[Dataset rows]
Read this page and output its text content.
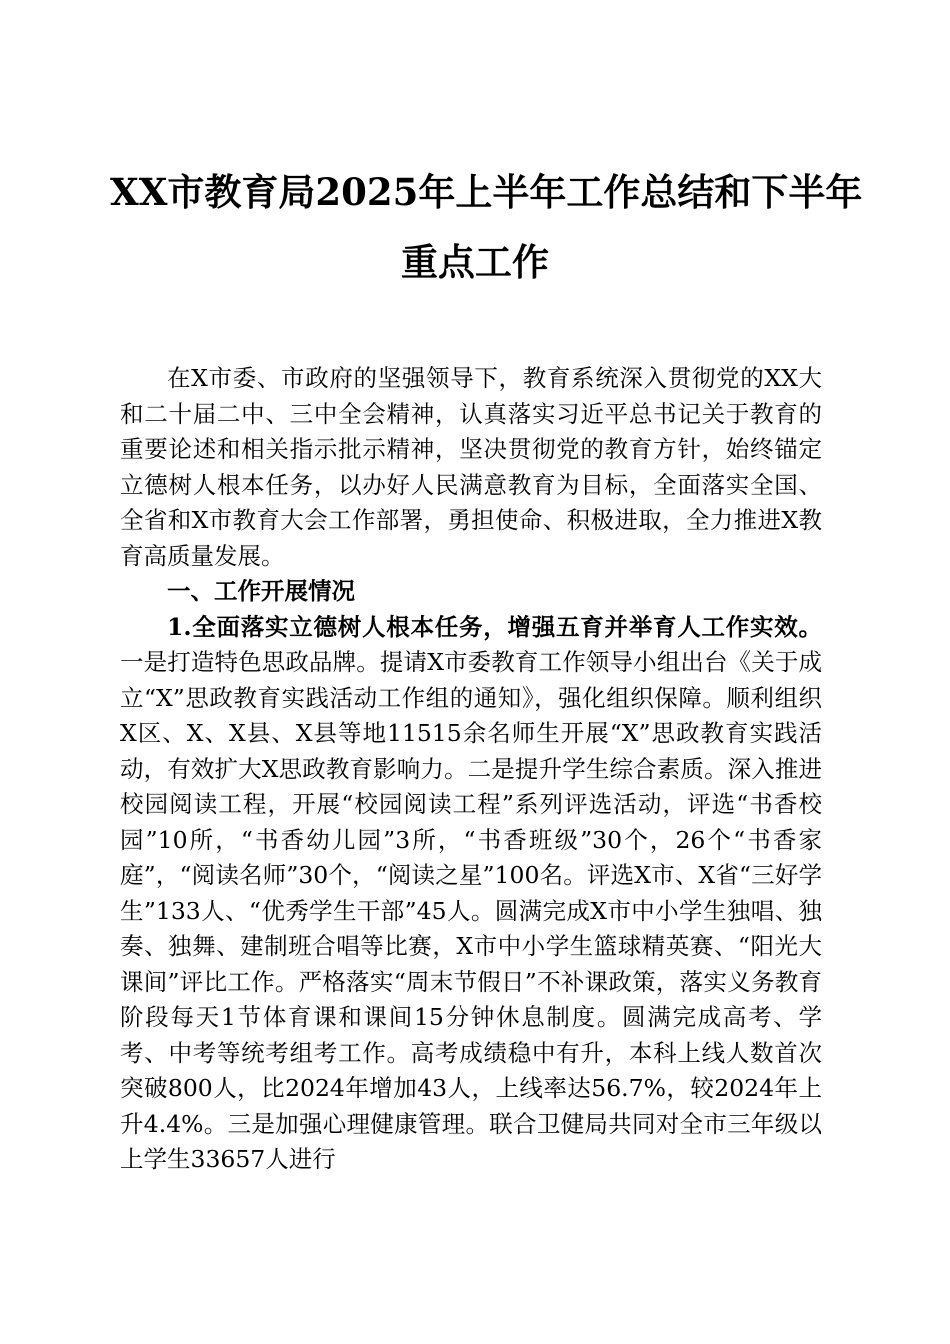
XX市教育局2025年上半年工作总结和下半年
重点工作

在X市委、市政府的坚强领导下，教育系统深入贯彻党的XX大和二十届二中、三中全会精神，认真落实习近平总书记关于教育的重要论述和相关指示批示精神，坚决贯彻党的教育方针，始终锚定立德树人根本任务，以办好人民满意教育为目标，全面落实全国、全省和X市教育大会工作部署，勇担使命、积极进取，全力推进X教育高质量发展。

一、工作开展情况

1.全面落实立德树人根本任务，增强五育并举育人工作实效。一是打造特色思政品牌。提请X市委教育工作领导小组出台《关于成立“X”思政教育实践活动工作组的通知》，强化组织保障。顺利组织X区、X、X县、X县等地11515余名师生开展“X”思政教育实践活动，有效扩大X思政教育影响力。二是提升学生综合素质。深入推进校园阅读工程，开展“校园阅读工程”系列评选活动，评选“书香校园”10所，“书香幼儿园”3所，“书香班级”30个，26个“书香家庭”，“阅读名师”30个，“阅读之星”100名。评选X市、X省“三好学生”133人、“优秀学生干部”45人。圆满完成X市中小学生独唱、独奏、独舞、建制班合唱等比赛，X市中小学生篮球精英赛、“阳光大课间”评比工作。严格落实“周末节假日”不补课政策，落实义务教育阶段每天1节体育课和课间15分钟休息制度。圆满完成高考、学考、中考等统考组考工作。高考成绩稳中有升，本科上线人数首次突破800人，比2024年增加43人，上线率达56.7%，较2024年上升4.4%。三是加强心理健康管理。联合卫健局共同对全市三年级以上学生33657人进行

YOUR GOAL: Output the entries above exactly. Drop the pictures.

ANSWER TO THIS TASK:
Read this page and output its text content.
XX市教育局2025年上半年工作总结和下半年
重点工作

在X市委、市政府的坚强领导下，教育系统深入贯彻党的XX大和二十届二中、三中全会精神，认真落实习近平总书记关于教育的重要论述和相关指示批示精神，坚决贯彻党的教育方针，始终锚定立德树人根本任务，以办好人民满意教育为目标，全面落实全国、全省和X市教育大会工作部署，勇担使命、积极进取，全力推进X教育高质量发展。

一、工作开展情况

1.全面落实立德树人根本任务，增强五育并举育人工作实效。一是打造特色思政品牌。提请X市委教育工作领导小组出台《关于成立“X”思政教育实践活动工作组的通知》，强化组织保障。顺利组织X区、X、X县、X县等地11515余名师生开展“X”思政教育实践活动，有效扩大X思政教育影响力。二是提升学生综合素质。深入推进校园阅读工程，开展“校园阅读工程”系列评选活动，评选“书香校园”10所，“书香幼儿园”3所，“书香班级”30个，26个“书香家庭”，“阅读名师”30个，“阅读之星”100名。评选X市、X省“三好学生”133人、“优秀学生干部”45人。圆满完成X市中小学生独唱、独奏、独舞、建制班合唱等比赛，X市中小学生篮球精英赛、“阳光大课间”评比工作。严格落实“周末节假日”不补课政策，落实义务教育阶段每天1节体育课和课间15分钟休息制度。圆满完成高考、学考、中考等统考组考工作。高考成绩稳中有升，本科上线人数首次突破800人，比2024年增加43人，上线率达56.7%，较2024年上升4.4%。三是加强心理健康管理。联合卫健局共同对全市三年级以上学生33657人进行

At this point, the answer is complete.